**Lo que se pide:**
a. Imprime el fragmento del texto sobre el templo interior que va de "El templo interior." a "la Santísima Trinidad.", ambos incluidos.
b. Enumera todas las referencias bíblicas que aparecen entre paréntesis en el texto sobre el templo interior, tal como figuran en él.

**Página:**
---+---
El templo interior. Por Dom Esteban Chevevière

"Glorificad a Dios en vuestro cuerpo". (1 Co 6,20).
Nunca leerá el Eremita sin un alborozado estremecimiento las siguientes afirmaciones de San Pablo: "¿No sabéis que sois templo de Dios y que el Espíritu de Dios habita en vosotros? El templo de Dios es sagrado, y ese templo sois vosotros" (1 Co 3,16-17). "¿No sabéis que vuestro cuerpo es templo del Espíritu Santo que habita en vosotros y lo habéis recibido de Dios?... Glorificad, pues, a Dios en vuestros cuerpos" (ib. 6,19-20).
No busques a Dios ni en un lugar ni en el espacio. Cierra los ojos del cuerpo, ata tu imaginación y baja dentro de ti mismo: estás en el Santo de los Santos donde habita la Santísima Trinidad.
En el instante de tu Bautismo has quedado hecho templo de Dios: "Yo te bautizo en el nombre del Padre y del Hijo y del Espíritu Santo". En el acto, "el amor de Dios fue derramado en tu corazón por el Espíritu Santo que te fue dado" (cf. Rm 5,5), y se realizó la promesa de Jesús: "Si alguien me ama —esto es, si tiene la caridad, si se halla en estado de gracia—, mi Padre lo amará y vendremos a él y haremos en él nuestra mansión" (Jn 14,23).
Sabes lo que significa esa presencia: algo totalmente distinto de la del Creador en su criatura. Por ella contraes una amistad divina que te introduce en la intimidad de la Trinidad. Huésped de tu alma. El Eremita ve en esa inhabitación de Dios la razón específica personal de su retirada al Desierto. Viene a vivir, con exclusión de toda otra ocupación, esa sublime verdad. Desde ese ángulo sobre todo, su vocación es escatológica: comienza en la tierra en las sombras de la fe y la luz del amor lo que hará en la eternidad, donde sólo habrá un templo: Dios mismo. ¿Acaso no está más él en Dios que Dios en él por su acceso gratuito al misterio tan secreto de las relaciones entre el Padre, el Hijo y el Espíritu Santo?
---+---
**Registros guardados:**
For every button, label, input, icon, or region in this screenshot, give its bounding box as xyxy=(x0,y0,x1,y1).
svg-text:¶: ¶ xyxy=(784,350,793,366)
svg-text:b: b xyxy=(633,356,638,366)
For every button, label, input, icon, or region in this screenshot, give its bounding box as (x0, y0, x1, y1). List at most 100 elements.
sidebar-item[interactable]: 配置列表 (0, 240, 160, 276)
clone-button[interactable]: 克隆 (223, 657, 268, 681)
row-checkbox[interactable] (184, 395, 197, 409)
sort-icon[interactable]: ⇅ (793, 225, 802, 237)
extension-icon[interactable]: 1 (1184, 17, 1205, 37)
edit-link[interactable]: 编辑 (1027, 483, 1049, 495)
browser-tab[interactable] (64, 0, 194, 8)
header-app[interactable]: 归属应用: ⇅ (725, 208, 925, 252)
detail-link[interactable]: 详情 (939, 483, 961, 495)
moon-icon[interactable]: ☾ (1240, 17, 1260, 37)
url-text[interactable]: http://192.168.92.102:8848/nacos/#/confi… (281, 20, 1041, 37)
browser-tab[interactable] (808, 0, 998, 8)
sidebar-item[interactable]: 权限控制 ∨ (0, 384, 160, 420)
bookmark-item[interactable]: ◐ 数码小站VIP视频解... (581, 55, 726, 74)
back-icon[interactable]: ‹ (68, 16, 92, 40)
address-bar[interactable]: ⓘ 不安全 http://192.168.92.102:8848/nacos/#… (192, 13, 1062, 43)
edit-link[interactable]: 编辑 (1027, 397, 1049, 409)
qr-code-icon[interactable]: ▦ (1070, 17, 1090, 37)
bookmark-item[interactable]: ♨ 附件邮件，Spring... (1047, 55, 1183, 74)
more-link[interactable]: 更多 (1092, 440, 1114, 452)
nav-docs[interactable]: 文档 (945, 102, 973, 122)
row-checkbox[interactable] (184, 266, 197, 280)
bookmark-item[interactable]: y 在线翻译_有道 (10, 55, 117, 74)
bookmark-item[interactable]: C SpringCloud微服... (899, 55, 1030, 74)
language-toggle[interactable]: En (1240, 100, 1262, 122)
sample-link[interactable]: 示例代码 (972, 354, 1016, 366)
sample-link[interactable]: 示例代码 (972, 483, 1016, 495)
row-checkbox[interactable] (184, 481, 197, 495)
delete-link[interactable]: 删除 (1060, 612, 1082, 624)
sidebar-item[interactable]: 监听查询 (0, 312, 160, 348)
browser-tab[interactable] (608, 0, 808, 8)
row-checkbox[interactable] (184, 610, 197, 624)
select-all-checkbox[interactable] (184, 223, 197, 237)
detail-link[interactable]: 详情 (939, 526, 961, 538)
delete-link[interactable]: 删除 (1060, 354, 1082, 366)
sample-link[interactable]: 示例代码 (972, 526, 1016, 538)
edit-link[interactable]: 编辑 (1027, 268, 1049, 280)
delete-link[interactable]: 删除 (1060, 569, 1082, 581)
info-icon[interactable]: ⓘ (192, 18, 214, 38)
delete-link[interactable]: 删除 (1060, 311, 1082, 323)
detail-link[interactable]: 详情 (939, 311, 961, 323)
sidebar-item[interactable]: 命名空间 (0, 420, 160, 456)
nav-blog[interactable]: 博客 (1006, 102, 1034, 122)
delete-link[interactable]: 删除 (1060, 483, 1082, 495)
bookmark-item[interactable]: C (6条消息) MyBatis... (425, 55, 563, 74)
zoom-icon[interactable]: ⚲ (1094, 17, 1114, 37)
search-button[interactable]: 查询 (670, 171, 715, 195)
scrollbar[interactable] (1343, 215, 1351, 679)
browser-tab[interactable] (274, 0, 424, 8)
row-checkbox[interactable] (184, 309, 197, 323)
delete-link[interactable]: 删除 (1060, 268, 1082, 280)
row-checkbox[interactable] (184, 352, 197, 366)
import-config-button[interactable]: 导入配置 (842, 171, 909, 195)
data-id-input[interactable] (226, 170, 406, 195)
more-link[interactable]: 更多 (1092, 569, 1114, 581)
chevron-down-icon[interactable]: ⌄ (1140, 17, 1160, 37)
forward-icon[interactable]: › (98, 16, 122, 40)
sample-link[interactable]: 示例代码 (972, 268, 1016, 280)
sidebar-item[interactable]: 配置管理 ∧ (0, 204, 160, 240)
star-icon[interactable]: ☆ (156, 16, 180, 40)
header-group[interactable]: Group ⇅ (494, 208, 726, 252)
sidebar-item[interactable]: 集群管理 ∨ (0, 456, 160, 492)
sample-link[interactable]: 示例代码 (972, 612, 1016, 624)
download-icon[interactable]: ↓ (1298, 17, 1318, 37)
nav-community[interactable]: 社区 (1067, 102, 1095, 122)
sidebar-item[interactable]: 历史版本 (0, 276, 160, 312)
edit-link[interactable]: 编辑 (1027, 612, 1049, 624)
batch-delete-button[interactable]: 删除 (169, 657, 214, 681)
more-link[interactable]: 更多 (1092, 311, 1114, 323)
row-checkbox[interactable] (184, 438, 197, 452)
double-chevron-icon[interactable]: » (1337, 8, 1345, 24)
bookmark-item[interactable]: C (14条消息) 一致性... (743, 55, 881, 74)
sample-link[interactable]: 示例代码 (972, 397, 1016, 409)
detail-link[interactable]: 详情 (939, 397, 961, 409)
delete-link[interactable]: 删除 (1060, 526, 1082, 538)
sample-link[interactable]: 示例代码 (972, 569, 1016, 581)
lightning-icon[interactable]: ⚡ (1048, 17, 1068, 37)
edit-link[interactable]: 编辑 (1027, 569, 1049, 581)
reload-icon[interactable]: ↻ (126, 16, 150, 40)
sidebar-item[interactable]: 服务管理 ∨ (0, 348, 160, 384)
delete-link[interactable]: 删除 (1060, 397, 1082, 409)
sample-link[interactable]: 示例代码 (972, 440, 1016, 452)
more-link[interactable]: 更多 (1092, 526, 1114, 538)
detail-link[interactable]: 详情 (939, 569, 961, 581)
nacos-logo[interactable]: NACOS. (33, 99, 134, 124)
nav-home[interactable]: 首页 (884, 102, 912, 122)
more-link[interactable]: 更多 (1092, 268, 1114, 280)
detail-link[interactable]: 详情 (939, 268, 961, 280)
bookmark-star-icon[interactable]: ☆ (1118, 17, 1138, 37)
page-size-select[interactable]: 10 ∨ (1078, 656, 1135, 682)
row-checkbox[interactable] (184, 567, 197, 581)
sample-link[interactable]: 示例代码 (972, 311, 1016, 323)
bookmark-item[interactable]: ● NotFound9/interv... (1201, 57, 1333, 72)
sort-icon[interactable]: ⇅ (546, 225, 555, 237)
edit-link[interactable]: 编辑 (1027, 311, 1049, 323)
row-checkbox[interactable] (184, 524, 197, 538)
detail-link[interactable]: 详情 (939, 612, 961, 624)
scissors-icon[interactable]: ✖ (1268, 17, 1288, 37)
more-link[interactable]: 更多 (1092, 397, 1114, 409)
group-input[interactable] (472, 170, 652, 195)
---+---
**Respuestas por tarea:**
a.
El templo interior. Por Dom Esteban Chevevière

"Glorificad a Dios en vuestro cuerpo". (1 Co 6,20).
Nunca leerá el Eremita sin un alborozado estremecimiento las siguientes afirmaciones de San Pablo: "¿No sabéis que sois templo de Dios y que el Espíritu de Dios habita en vosotros? El templo de Dios es sagrado, y ese templo sois vosotros" (1 Co 3,16-17). "¿No sabéis que vuestro cuerpo es templo del Espíritu Santo que habita en vosotros y lo habéis recibido de Dios?... Glorificad, pues, a Dios en vuestros cuerpos" (ib. 6,19-20).
No busques a Dios ni en un lugar ni en el espacio. Cierra los ojos del cuerpo, ata tu imaginación y baja dentro de ti mismo: estás en el Santo de los Santos donde habita la Santísima Trinidad.

b.
1 Co 6,20
1 Co 3,16-17
ib. 6,19-20
cf. Rm 5,5
Jn 14,23